[Page text]

|---|

This is a quirky little case. I should tell you at the outset that we don’t get a conclusion and all of the answers. Half of the answer, with perhaps another half to come at a later stage.
The question arose in care proceedings. One of the issues in the case was whether the mother had genuinely separated from the father, or whether they were simply pretending to have done so and carrying on the relationship in secret. This happens from time to time in care proceedings.
The Local Authority paid a private investigator to watch the father, and the private investigator produced evidence that the father was staying overnight at the mother’s home, for about a week. (However, the evidence did not show whether or not the mother was also there, allowing the parents to run a defence that the father had been staying at that property but that mother and the children had not been)
Two legal issues arose in the case.
1. Whether the LA had obtained the proper consents under the Regulation of Investigatory Powers Act (RIPA) to conduct covert surveillance of a person, whether this was a breach of article 8 of the Human Rights Act and thus whether damages should flow from it. (which is the really interesting bit of the case and which SPOILERS doesn’t get answered)
2. If there was a failure to obtain the proper RIPA consents, is the evidence inadmissible?
The latter is of interest, because it may impact on other scenarios where evidence is improperly obtained (and of course, we are thinking here of clandestine recordings whether audio or video, done without the knowledge of those being filmed)
We DO get an answer to that.
This is a decision of a circuit Judge, so it is not binding case law, but it is an interesting overview of the law (and I agree with the conclusions)
Re E and N (no2) 2017
2. In the course of the hearing before me the applicant local authority sought to rely on surveillance evidence which covered the period of 28 and 29 April 2017. The evidence showed that the father had stayed at the mother’s address in circumstances where the parents had maintained that they have been separated since November 2016. The local authority accepted that the evidence did not show that the mother was present during the aforementioned period. The local authority relied on this evidence as part of a wider canvas to prove an allegation that the parents have remained in a relationship despite their maintained assertion that they have separated.
3. Both parents agreed that due to the father’s difficult personal circumstances at that time, with the mother’s permission, he stayed at the mother’s address. The mother was staying at her own mother’s property and she was not present when the father stayed at her address.
4. At the conclusion of the hearing the parties made detailed submissions. This included submissions about the surveillance evidence and the local authority’s asserted overzealous approach to the parents in attempting to prove its case. The parents invited me to make a number of findings in this regard. I decided to give a separate judgment on these issues so as not to jeopardise an expeditious resolution to the last hearing before me.

|---|

[The problem]
Give the number of each judgment paragraph quoted in the case write-up above. Work only from the case write-up above.

(Entries for layout elements)
|---|

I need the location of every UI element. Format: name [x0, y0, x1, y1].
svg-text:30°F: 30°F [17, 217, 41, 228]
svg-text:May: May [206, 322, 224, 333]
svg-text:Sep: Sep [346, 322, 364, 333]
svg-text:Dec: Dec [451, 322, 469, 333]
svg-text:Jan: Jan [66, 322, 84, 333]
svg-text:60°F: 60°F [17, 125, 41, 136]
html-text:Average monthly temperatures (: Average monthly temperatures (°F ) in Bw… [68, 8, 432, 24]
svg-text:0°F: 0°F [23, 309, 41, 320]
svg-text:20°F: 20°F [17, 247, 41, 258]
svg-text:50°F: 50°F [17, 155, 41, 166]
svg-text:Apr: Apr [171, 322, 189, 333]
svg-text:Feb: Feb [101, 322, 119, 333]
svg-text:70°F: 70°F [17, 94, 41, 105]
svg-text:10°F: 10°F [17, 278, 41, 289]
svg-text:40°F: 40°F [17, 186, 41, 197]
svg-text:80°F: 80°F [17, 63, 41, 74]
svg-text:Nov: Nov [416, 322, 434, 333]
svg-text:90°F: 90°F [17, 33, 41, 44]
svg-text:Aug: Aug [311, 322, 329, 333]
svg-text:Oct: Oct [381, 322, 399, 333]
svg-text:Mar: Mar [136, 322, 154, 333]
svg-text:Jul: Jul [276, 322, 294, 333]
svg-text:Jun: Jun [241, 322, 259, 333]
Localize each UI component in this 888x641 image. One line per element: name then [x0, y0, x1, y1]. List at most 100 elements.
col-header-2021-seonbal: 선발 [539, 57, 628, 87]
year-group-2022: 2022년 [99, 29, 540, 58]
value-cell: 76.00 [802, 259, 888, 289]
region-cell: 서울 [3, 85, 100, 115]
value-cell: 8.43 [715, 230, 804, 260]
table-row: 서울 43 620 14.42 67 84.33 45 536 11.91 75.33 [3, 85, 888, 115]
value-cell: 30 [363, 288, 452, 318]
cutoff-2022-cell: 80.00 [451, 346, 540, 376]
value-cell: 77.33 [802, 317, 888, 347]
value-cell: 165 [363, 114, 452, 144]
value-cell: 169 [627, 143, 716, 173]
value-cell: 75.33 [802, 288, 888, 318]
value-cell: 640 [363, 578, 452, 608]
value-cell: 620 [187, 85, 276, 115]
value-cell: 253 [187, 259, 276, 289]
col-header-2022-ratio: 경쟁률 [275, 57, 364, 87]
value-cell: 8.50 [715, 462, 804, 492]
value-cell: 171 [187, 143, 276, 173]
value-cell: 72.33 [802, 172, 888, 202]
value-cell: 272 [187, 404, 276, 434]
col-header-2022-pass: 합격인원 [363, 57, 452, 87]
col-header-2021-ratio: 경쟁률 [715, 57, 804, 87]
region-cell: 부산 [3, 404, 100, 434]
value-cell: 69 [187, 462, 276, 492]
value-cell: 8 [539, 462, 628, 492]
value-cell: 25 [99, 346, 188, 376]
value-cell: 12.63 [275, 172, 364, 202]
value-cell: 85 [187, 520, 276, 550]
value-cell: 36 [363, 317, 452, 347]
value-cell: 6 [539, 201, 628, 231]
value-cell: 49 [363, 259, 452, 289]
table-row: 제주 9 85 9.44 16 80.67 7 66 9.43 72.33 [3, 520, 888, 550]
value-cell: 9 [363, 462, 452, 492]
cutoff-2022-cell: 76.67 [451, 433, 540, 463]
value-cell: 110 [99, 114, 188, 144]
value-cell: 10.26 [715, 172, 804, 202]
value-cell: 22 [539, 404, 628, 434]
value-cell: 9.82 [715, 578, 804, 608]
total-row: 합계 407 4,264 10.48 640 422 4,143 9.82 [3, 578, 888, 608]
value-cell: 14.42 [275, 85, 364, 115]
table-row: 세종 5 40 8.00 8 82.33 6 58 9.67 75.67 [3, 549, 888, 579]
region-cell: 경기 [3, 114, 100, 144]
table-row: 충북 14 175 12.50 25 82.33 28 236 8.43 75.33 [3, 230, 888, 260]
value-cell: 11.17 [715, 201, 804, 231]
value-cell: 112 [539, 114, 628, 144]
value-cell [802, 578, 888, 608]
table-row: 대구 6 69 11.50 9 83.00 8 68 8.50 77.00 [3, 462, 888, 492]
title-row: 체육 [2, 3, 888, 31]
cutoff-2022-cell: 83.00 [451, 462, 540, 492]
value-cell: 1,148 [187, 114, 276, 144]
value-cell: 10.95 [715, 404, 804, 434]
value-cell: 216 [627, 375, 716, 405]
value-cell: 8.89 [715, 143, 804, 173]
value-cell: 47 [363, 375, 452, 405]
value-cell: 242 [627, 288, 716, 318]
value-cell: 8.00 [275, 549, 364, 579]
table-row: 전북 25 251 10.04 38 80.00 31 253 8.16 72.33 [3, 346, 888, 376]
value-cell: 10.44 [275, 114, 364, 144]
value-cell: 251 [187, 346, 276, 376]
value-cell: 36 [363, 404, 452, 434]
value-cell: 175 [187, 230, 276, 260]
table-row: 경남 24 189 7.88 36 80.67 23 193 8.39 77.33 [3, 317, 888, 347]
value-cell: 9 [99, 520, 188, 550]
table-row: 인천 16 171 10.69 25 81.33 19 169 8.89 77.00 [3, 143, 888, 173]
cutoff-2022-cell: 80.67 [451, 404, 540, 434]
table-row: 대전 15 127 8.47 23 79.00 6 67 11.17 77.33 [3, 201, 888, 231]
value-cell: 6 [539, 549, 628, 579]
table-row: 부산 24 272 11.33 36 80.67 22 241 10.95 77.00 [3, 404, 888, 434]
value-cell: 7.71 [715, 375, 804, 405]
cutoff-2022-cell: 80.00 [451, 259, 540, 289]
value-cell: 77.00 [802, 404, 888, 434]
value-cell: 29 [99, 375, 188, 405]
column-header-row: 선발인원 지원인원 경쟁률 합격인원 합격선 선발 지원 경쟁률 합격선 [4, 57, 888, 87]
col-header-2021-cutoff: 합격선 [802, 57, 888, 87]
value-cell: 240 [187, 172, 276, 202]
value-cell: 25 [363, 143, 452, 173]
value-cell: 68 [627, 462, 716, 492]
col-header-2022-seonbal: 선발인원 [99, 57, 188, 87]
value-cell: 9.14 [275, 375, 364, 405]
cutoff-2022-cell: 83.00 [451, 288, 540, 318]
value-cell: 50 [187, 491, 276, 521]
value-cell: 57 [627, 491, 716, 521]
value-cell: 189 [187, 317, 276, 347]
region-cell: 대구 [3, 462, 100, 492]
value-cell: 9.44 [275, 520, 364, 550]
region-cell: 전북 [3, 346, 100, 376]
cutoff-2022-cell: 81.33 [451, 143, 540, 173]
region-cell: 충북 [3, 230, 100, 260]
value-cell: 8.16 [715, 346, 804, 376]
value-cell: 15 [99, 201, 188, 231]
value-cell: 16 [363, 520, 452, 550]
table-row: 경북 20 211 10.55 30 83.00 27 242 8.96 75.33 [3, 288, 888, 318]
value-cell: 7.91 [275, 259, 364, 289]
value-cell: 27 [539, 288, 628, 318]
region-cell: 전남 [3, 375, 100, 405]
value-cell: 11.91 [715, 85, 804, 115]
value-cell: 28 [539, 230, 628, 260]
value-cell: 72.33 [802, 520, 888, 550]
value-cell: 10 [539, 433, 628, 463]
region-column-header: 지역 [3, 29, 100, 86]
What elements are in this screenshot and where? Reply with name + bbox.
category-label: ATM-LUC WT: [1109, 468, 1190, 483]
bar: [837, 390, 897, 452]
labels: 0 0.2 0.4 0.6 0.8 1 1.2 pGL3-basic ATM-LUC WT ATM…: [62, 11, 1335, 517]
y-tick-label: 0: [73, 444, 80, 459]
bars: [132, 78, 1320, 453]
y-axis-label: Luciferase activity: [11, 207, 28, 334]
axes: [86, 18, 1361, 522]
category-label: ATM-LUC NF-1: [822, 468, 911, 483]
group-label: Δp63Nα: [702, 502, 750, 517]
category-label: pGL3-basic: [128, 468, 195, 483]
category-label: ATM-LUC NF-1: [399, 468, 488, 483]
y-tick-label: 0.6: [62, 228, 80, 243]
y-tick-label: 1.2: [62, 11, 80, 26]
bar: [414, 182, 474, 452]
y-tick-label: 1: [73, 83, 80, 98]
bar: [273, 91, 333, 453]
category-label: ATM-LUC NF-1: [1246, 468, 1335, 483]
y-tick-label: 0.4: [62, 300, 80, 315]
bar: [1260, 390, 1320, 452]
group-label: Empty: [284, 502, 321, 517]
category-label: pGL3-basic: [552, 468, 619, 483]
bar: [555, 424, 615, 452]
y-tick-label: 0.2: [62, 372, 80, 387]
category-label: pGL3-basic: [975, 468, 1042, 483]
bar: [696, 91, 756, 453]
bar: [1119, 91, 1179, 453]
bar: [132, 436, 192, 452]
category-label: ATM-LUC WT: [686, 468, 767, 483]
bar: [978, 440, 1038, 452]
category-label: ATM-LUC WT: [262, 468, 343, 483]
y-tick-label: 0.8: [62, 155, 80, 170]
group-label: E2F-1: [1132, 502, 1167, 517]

|---|

[Answer for the task]
2, 3, 4